Present each line of the entries below that holds the word "lieu".

──────── MATERIAL SUPPLIED

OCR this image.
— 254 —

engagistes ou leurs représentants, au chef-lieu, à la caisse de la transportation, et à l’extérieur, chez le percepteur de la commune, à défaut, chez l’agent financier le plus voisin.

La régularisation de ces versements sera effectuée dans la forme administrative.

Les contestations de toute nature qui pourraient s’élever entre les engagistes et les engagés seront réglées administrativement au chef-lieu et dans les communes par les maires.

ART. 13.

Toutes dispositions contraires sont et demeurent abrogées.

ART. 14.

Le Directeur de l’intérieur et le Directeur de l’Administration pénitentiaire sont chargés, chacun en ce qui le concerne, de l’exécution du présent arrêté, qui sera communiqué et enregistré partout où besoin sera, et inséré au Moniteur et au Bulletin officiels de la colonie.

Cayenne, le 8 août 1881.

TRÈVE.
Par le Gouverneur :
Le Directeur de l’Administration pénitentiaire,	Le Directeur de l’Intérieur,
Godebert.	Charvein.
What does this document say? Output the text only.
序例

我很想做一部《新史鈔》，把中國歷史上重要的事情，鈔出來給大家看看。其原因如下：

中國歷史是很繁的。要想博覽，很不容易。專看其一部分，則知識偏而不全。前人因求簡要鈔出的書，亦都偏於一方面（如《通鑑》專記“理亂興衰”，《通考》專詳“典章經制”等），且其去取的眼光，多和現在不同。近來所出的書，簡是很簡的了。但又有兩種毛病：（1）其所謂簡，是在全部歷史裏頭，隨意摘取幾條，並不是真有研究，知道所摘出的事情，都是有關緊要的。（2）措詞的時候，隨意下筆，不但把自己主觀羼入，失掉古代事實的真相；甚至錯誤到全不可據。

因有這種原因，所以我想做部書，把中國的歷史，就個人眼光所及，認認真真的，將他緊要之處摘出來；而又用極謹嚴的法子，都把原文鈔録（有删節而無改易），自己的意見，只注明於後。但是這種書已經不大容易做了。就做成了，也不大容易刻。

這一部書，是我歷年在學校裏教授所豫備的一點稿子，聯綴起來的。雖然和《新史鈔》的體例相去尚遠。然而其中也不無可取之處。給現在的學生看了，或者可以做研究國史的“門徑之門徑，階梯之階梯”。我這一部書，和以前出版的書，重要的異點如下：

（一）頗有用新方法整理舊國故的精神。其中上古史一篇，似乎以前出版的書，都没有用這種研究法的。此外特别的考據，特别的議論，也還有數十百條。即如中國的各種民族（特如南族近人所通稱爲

────────────────

> _WRITTEN ANSWER_
engagistes ou leurs représentants, au chef-lieu, à la caisse de la transportation, et à l’extérieur, chez le percepteur de la commune, à défaut, chez l’agent financier le plus voisin.
Les contestations de toute nature qui pourraient s’élever entre les engagistes et les engagés seront réglées administrativement au chef-lieu et dans les communes par les maires.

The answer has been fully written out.